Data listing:
════════════════

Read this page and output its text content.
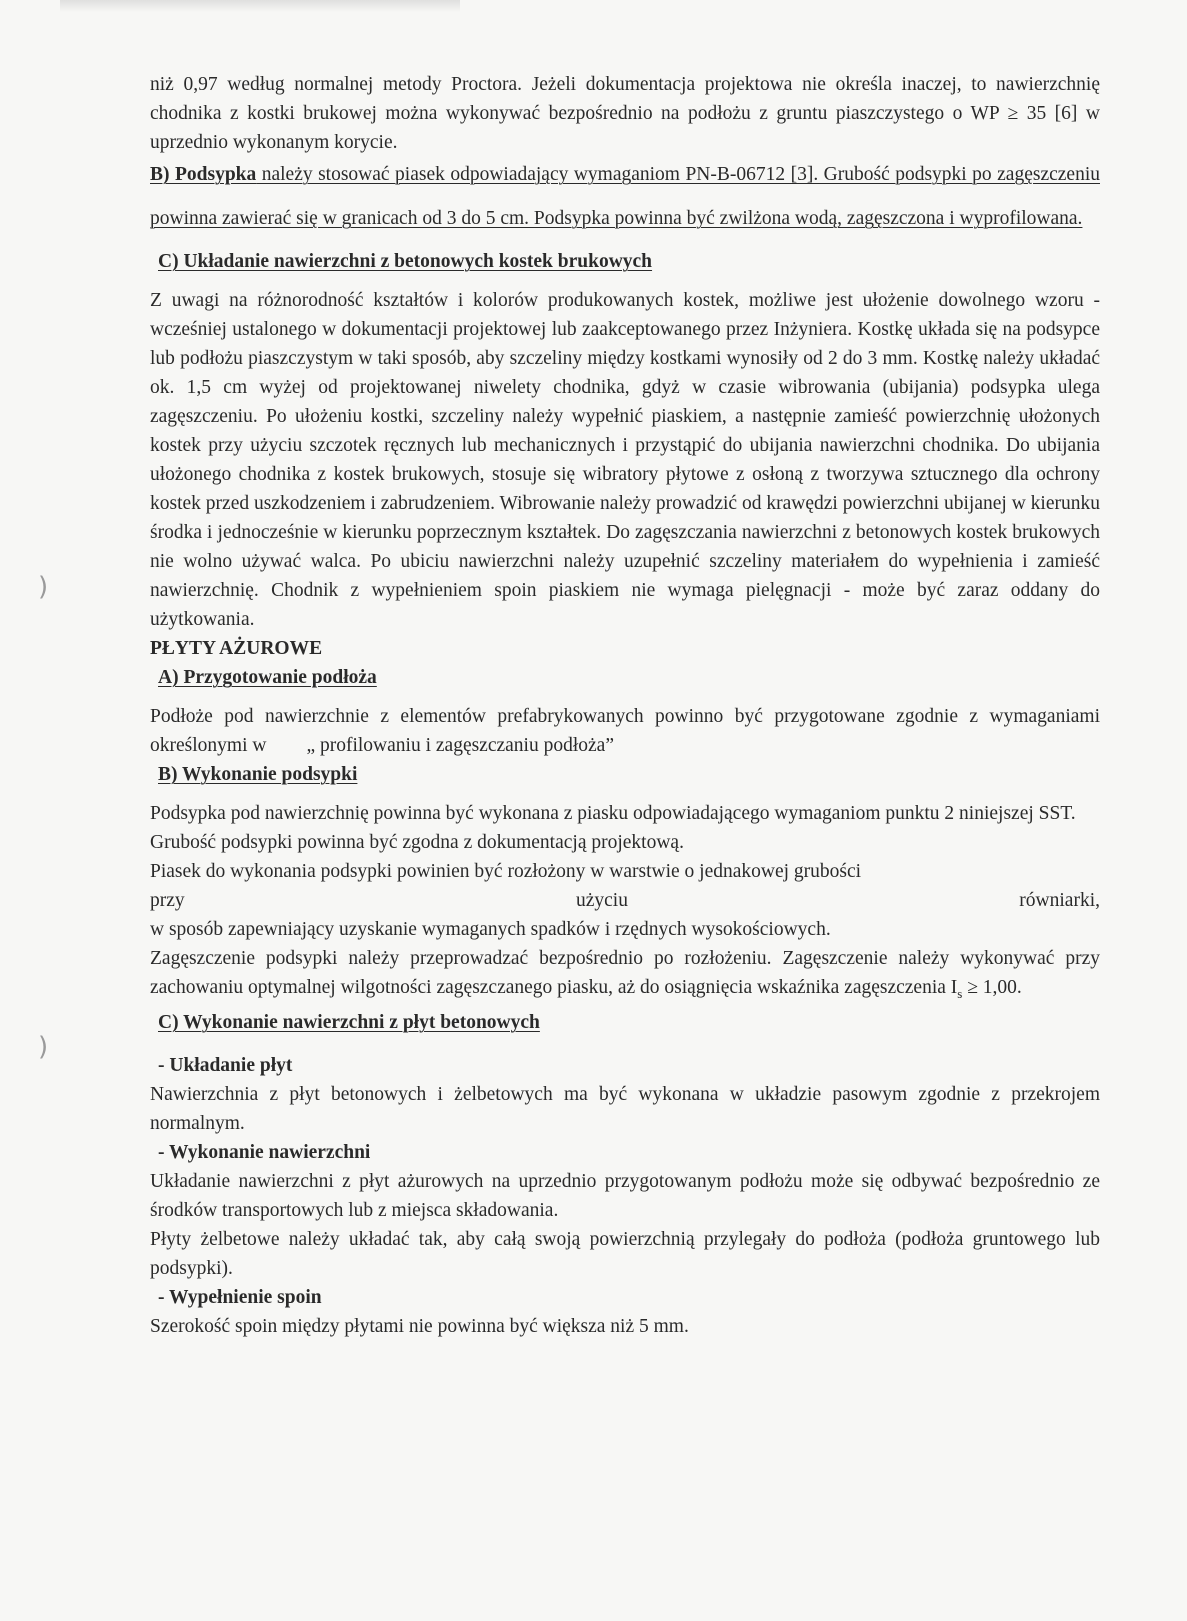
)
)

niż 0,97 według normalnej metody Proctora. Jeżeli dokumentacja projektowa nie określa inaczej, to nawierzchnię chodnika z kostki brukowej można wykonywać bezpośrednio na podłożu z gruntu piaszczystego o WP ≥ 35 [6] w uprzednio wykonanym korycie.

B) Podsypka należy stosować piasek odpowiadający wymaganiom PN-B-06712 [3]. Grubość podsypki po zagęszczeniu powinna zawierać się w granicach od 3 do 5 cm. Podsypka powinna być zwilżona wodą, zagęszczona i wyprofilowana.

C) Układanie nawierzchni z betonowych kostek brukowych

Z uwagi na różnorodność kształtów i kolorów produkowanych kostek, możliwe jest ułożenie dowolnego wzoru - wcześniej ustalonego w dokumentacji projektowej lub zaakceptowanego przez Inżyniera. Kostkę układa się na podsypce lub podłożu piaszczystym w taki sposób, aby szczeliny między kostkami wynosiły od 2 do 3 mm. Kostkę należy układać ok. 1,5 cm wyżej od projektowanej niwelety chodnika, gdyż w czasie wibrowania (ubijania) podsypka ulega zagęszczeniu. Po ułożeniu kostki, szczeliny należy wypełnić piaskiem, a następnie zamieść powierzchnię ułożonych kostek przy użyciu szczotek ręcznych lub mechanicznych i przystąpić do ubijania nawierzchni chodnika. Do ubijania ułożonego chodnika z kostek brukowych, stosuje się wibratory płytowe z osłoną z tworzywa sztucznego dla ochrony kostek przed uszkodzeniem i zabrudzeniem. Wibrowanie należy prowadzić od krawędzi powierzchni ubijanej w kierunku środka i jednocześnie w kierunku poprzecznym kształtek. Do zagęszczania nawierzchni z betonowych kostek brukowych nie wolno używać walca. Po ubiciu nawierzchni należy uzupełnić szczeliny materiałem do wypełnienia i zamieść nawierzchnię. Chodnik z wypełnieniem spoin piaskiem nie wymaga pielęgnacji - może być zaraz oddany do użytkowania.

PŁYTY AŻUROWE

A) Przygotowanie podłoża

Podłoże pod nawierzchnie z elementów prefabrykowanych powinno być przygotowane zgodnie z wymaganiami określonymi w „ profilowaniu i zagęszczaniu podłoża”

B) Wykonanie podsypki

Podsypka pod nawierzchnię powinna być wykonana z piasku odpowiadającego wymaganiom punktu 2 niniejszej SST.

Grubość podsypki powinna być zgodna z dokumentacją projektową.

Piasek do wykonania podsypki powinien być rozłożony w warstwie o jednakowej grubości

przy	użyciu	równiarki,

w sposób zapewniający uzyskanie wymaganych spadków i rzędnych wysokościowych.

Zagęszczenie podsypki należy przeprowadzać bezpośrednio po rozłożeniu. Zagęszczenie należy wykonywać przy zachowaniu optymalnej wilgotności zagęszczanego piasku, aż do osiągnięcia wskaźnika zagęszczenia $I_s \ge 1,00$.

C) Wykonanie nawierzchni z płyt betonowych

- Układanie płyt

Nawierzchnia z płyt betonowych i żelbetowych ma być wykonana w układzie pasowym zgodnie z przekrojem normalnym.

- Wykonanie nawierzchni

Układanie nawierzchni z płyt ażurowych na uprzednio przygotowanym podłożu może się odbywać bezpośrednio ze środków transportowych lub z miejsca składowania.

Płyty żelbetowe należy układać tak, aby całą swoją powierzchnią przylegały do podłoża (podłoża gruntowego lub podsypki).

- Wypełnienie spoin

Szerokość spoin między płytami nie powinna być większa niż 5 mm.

════════════════

Transcribe the records above verbatim. Do not carry over any picture.

Read this page and output its text content.
)
)

niż 0,97 według normalnej metody Proctora. Jeżeli dokumentacja projektowa nie określa inaczej, to nawierzchnię chodnika z kostki brukowej można wykonywać bezpośrednio na podłożu z gruntu piaszczystego o WP ≥ 35 [6] w uprzednio wykonanym korycie.

B) Podsypka należy stosować piasek odpowiadający wymaganiom PN-B-06712 [3]. Grubość podsypki po zagęszczeniu powinna zawierać się w granicach od 3 do 5 cm. Podsypka powinna być zwilżona wodą, zagęszczona i wyprofilowana.

C) Układanie nawierzchni z betonowych kostek brukowych

Z uwagi na różnorodność kształtów i kolorów produkowanych kostek, możliwe jest ułożenie dowolnego wzoru - wcześniej ustalonego w dokumentacji projektowej lub zaakceptowanego przez Inżyniera. Kostkę układa się na podsypce lub podłożu piaszczystym w taki sposób, aby szczeliny między kostkami wynosiły od 2 do 3 mm. Kostkę należy układać ok. 1,5 cm wyżej od projektowanej niwelety chodnika, gdyż w czasie wibrowania (ubijania) podsypka ulega zagęszczeniu. Po ułożeniu kostki, szczeliny należy wypełnić piaskiem, a następnie zamieść powierzchnię ułożonych kostek przy użyciu szczotek ręcznych lub mechanicznych i przystąpić do ubijania nawierzchni chodnika. Do ubijania ułożonego chodnika z kostek brukowych, stosuje się wibratory płytowe z osłoną z tworzywa sztucznego dla ochrony kostek przed uszkodzeniem i zabrudzeniem. Wibrowanie należy prowadzić od krawędzi powierzchni ubijanej w kierunku środka i jednocześnie w kierunku poprzecznym kształtek. Do zagęszczania nawierzchni z betonowych kostek brukowych nie wolno używać walca. Po ubiciu nawierzchni należy uzupełnić szczeliny materiałem do wypełnienia i zamieść nawierzchnię. Chodnik z wypełnieniem spoin piaskiem nie wymaga pielęgnacji - może być zaraz oddany do użytkowania.

PŁYTY AŻUROWE

A) Przygotowanie podłoża

Podłoże pod nawierzchnie z elementów prefabrykowanych powinno być przygotowane zgodnie z wymaganiami określonymi w „ profilowaniu i zagęszczaniu podłoża”

B) Wykonanie podsypki

Podsypka pod nawierzchnię powinna być wykonana z piasku odpowiadającego wymaganiom punktu 2 niniejszej SST.

Grubość podsypki powinna być zgodna z dokumentacją projektową.

Piasek do wykonania podsypki powinien być rozłożony w warstwie o jednakowej grubości

przy	użyciu	równiarki,

w sposób zapewniający uzyskanie wymaganych spadków i rzędnych wysokościowych.

Zagęszczenie podsypki należy przeprowadzać bezpośrednio po rozłożeniu. Zagęszczenie należy wykonywać przy zachowaniu optymalnej wilgotności zagęszczanego piasku, aż do osiągnięcia wskaźnika zagęszczenia $I_s \ge 1,00$.

C) Wykonanie nawierzchni z płyt betonowych

- Układanie płyt

Nawierzchnia z płyt betonowych i żelbetowych ma być wykonana w układzie pasowym zgodnie z przekrojem normalnym.

- Wykonanie nawierzchni

Układanie nawierzchni z płyt ażurowych na uprzednio przygotowanym podłożu może się odbywać bezpośrednio ze środków transportowych lub z miejsca składowania.

Płyty żelbetowe należy układać tak, aby całą swoją powierzchnią przylegały do podłoża (podłoża gruntowego lub podsypki).

- Wypełnienie spoin

Szerokość spoin między płytami nie powinna być większa niż 5 mm.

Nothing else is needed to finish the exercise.